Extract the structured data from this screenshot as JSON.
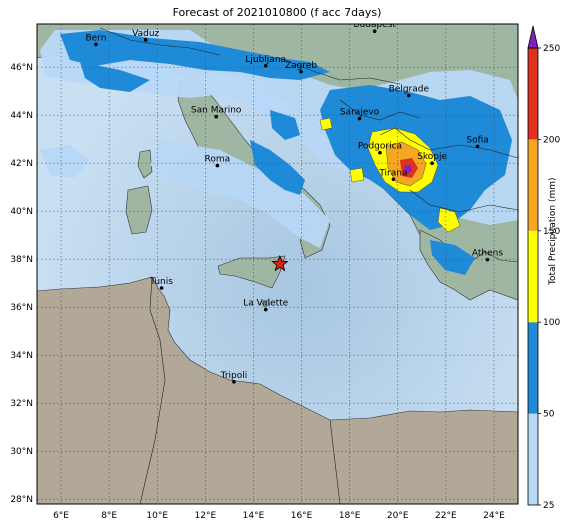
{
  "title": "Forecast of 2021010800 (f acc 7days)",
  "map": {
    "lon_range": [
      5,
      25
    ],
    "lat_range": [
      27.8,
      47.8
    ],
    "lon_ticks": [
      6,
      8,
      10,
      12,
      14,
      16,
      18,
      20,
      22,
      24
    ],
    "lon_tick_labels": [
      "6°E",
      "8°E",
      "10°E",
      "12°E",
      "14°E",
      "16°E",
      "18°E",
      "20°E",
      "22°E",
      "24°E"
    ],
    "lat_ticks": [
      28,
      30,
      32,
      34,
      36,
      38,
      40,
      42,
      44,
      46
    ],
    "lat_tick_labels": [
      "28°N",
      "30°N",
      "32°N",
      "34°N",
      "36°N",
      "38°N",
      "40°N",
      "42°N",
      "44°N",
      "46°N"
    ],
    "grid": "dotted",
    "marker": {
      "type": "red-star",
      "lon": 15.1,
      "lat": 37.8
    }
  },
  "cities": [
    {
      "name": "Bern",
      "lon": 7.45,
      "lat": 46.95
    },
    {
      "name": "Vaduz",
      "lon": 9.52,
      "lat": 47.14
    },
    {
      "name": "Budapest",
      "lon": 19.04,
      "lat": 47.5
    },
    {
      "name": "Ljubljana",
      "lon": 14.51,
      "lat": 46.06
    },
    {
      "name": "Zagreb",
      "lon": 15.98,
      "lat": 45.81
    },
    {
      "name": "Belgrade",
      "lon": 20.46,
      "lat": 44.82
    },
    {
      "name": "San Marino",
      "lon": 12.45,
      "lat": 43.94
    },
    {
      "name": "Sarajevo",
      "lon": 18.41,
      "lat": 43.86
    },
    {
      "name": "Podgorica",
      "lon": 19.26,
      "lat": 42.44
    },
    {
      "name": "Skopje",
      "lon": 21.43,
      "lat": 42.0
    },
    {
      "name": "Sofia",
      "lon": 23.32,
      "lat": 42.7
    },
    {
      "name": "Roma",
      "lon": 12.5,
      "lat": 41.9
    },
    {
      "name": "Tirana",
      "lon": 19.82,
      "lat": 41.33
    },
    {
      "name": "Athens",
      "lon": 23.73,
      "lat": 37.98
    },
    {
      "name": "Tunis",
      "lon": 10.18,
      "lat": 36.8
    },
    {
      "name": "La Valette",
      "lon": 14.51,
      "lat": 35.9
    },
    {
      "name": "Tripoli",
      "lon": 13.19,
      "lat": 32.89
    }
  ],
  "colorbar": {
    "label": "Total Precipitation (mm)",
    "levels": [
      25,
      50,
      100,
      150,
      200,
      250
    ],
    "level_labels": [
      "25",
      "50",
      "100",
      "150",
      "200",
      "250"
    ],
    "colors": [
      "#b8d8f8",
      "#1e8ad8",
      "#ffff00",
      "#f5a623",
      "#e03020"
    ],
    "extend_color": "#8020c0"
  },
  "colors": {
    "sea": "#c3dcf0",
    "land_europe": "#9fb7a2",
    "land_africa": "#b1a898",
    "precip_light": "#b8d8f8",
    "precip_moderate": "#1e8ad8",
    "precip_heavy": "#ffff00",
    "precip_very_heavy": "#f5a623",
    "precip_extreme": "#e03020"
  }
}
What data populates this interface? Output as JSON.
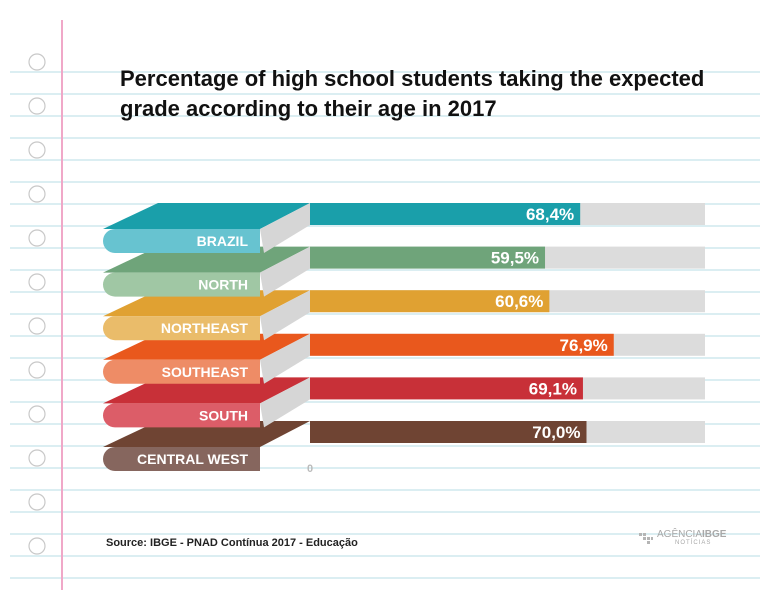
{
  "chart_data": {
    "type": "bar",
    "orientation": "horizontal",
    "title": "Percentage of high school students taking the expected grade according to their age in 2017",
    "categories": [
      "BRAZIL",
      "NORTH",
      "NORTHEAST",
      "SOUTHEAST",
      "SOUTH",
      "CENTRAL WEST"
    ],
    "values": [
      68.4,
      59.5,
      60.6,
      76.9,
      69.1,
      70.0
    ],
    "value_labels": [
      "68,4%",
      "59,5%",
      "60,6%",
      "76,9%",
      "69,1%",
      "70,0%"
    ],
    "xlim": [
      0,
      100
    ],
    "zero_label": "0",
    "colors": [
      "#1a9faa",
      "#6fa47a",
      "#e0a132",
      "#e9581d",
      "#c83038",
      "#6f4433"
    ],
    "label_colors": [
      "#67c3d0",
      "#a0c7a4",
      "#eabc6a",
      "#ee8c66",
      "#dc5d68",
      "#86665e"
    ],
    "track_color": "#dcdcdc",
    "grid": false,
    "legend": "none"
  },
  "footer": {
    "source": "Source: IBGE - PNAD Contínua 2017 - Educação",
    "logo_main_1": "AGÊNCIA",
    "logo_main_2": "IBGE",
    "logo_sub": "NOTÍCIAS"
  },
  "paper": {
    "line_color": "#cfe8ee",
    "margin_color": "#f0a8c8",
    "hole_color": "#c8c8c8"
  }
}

***

Pass over all pictures while writing out the lines from the line with "What data populates" through the last line exactly.

What data populates this interface? Output as JSON.
{
  "chart_data": {
    "type": "bar",
    "orientation": "horizontal",
    "title": "Percentage of high school students taking the expected grade according to their age in 2017",
    "categories": [
      "BRAZIL",
      "NORTH",
      "NORTHEAST",
      "SOUTHEAST",
      "SOUTH",
      "CENTRAL WEST"
    ],
    "values": [
      68.4,
      59.5,
      60.6,
      76.9,
      69.1,
      70.0
    ],
    "value_labels": [
      "68,4%",
      "59,5%",
      "60,6%",
      "76,9%",
      "69,1%",
      "70,0%"
    ],
    "xlim": [
      0,
      100
    ],
    "zero_label": "0",
    "colors": [
      "#1a9faa",
      "#6fa47a",
      "#e0a132",
      "#e9581d",
      "#c83038",
      "#6f4433"
    ],
    "label_colors": [
      "#67c3d0",
      "#a0c7a4",
      "#eabc6a",
      "#ee8c66",
      "#dc5d68",
      "#86665e"
    ],
    "track_color": "#dcdcdc",
    "grid": false,
    "legend": "none"
  },
  "footer": {
    "source": "Source: IBGE - PNAD Contínua 2017 - Educação",
    "logo_main_1": "AGÊNCIA",
    "logo_main_2": "IBGE",
    "logo_sub": "NOTÍCIAS"
  },
  "paper": {
    "line_color": "#cfe8ee",
    "margin_color": "#f0a8c8",
    "hole_color": "#c8c8c8"
  }
}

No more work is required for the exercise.